- [Source material]
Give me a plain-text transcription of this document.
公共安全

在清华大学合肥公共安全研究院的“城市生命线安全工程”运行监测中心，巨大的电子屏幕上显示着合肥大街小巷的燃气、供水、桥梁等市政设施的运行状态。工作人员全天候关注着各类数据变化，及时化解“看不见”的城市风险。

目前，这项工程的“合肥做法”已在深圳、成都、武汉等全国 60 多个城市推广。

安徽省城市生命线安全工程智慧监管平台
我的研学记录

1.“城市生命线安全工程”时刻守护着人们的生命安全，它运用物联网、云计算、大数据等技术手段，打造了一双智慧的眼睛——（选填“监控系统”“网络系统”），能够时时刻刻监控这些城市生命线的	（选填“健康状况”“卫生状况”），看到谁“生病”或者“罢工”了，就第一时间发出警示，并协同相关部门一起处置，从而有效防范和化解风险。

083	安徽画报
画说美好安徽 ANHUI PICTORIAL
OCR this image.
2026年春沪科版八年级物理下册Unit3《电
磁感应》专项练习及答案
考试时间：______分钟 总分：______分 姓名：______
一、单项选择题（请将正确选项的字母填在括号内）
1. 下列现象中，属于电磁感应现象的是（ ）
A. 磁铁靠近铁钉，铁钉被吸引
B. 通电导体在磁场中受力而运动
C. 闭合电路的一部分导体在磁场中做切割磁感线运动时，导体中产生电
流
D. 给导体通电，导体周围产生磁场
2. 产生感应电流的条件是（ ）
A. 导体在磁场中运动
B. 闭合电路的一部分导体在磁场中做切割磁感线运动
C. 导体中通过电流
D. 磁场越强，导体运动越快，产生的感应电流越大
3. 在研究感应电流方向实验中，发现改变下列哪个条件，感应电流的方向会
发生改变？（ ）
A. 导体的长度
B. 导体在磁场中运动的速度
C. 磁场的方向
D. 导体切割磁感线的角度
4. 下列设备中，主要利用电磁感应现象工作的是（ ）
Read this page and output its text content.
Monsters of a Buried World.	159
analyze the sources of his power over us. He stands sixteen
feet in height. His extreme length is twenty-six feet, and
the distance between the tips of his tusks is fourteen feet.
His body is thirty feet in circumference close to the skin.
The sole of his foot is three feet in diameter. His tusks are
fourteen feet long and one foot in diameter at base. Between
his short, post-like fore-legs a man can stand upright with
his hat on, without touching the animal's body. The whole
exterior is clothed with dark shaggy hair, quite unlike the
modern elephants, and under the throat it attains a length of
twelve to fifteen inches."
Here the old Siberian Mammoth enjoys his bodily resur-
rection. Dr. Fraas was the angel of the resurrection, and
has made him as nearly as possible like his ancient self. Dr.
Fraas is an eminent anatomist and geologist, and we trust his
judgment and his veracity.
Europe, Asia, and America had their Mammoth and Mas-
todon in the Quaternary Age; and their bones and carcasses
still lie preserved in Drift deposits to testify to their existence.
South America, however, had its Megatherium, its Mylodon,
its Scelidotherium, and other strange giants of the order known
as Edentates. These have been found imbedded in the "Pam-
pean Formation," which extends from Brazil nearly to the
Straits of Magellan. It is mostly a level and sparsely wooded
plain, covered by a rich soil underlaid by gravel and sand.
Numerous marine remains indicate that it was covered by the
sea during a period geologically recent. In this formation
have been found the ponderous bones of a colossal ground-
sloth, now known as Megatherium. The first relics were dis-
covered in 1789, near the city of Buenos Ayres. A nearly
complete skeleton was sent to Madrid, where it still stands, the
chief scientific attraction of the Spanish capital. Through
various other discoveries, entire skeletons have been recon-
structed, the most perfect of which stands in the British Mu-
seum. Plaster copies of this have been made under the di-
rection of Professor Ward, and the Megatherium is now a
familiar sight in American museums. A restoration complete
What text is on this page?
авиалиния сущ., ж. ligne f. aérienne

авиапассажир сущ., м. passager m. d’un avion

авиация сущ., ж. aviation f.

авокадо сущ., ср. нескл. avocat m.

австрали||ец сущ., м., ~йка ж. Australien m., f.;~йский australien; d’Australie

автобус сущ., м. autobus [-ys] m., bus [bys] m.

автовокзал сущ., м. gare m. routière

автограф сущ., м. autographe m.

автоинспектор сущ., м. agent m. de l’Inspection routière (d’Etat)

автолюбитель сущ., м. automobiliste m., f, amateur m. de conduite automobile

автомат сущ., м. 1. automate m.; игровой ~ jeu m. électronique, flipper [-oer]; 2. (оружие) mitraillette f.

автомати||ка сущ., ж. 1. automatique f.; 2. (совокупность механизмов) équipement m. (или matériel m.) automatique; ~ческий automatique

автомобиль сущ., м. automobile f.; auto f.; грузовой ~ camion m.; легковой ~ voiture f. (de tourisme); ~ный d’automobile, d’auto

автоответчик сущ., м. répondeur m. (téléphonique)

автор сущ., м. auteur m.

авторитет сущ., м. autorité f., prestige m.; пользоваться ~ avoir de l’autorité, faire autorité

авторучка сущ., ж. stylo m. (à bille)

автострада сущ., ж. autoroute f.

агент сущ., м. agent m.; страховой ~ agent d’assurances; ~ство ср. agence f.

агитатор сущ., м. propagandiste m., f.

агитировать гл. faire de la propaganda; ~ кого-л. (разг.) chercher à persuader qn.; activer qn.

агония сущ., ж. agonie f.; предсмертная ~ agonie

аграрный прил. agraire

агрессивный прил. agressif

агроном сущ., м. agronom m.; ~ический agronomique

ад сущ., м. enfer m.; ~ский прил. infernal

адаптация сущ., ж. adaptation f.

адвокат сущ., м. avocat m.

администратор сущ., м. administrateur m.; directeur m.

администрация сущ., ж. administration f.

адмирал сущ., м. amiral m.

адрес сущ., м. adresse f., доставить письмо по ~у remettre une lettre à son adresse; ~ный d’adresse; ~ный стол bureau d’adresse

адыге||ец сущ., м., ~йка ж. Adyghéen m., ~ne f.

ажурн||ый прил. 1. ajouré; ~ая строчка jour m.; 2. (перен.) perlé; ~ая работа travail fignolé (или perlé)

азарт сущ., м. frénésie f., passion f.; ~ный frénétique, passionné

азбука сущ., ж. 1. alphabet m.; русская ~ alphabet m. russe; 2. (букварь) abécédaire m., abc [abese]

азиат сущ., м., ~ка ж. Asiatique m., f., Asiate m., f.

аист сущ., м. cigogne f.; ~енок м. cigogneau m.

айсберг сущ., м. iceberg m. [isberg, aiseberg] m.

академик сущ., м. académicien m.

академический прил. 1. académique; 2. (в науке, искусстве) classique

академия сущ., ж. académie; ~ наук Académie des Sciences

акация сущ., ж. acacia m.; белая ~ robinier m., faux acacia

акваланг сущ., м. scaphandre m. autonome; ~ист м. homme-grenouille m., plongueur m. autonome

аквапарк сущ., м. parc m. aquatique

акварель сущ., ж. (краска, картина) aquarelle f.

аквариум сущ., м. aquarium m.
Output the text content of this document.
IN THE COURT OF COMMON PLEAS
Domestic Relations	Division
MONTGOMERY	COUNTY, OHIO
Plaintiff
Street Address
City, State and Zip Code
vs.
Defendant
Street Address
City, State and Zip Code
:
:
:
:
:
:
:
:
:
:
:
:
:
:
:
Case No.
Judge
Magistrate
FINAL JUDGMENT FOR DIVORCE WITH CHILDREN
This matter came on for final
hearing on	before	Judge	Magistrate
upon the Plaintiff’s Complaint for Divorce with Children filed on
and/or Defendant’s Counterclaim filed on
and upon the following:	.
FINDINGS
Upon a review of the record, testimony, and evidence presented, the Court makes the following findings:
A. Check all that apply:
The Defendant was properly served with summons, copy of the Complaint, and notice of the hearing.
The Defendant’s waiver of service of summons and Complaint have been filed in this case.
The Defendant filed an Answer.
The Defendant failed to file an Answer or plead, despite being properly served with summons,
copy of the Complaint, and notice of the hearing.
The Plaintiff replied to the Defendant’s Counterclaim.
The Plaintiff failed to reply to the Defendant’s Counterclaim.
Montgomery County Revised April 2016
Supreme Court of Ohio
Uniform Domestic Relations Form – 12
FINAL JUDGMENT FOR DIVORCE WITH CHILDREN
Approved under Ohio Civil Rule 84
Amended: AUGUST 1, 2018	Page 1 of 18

- [Task prompt]
Gather each line in the data that holds the string "stands".

- [Exercise response]
analyze the sources of his power over us. He stands sixteen
complete skeleton was sent to Madrid, where it still stands, the
structed, the most perfect of which stands in the British Mu-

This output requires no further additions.